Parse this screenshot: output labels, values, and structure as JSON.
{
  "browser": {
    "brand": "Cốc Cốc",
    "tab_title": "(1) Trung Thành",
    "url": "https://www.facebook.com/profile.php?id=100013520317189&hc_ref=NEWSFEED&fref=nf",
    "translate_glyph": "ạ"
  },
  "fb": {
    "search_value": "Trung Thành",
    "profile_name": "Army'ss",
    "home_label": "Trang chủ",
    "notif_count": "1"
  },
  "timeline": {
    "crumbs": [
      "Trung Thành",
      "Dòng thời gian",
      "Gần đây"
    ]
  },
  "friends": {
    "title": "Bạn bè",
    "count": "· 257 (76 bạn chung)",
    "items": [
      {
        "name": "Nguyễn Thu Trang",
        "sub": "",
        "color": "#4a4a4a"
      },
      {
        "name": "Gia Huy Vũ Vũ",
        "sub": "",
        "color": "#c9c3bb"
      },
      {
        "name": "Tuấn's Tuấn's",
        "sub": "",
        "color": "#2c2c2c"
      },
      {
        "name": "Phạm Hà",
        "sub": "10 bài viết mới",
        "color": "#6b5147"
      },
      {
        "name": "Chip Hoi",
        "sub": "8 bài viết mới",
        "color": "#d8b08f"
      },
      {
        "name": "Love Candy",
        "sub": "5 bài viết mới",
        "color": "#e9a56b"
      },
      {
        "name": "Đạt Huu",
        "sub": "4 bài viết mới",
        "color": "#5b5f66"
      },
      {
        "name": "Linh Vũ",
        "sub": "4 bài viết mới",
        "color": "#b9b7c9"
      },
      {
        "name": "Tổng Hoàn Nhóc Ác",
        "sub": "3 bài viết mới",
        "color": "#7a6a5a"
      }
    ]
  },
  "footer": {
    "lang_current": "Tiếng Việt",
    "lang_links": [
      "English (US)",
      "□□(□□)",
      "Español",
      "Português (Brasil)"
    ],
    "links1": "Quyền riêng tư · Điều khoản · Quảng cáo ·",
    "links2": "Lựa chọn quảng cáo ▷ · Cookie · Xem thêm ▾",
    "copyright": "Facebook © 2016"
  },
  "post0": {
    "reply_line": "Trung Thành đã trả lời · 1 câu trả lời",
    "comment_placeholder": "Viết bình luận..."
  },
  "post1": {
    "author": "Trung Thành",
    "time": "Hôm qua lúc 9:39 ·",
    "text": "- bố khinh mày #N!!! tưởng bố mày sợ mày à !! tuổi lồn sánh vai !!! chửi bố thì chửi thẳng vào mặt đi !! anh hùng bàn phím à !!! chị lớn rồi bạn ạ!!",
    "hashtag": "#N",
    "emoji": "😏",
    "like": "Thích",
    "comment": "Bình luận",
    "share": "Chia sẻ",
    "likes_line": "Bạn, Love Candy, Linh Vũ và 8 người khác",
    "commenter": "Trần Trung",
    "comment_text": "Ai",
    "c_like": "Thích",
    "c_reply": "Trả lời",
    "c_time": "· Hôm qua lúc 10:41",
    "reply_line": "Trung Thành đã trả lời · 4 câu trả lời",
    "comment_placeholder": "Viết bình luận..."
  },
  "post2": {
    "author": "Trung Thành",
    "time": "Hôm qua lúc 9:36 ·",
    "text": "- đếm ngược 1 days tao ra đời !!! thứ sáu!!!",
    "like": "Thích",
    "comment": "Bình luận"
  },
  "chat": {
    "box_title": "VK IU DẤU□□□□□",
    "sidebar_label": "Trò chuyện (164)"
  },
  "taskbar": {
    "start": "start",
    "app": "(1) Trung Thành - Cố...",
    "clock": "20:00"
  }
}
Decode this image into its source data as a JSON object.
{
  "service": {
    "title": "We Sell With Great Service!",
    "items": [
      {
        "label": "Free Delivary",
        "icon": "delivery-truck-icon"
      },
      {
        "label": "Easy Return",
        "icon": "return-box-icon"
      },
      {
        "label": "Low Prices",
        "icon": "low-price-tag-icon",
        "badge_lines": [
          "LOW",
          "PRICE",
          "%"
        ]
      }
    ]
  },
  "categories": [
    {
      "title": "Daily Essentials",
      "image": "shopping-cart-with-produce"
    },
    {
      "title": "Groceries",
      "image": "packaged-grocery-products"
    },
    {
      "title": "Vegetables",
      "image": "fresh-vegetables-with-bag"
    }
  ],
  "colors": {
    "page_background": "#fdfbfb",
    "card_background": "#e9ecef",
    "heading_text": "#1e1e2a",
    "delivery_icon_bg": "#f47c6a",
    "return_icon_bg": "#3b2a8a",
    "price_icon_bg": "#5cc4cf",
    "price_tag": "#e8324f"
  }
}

##############################

• [WHAT IS NEEDED]:
Starting at the line with "Decode this image", copy every line up to and including the last one in the entries above.

• [OUTPUT OF THE EXERCISE]:
Decode this image into its source data as a JSON object.
{
  "service": {
    "title": "We Sell With Great Service!",
    "items": [
      {
        "label": "Free Delivary",
        "icon": "delivery-truck-icon"
      },
      {
        "label": "Easy Return",
        "icon": "return-box-icon"
      },
      {
        "label": "Low Prices",
        "icon": "low-price-tag-icon",
        "badge_lines": [
          "LOW",
          "PRICE",
          "%"
        ]
      }
    ]
  },
  "categories": [
    {
      "title": "Daily Essentials",
      "image": "shopping-cart-with-produce"
    },
    {
      "title": "Groceries",
      "image": "packaged-grocery-products"
    },
    {
      "title": "Vegetables",
      "image": "fresh-vegetables-with-bag"
    }
  ],
  "colors": {
    "page_background": "#fdfbfb",
    "card_background": "#e9ecef",
    "heading_text": "#1e1e2a",
    "delivery_icon_bg": "#f47c6a",
    "return_icon_bg": "#3b2a8a",
    "price_icon_bg": "#5cc4cf",
    "price_tag": "#e8324f"
  }
}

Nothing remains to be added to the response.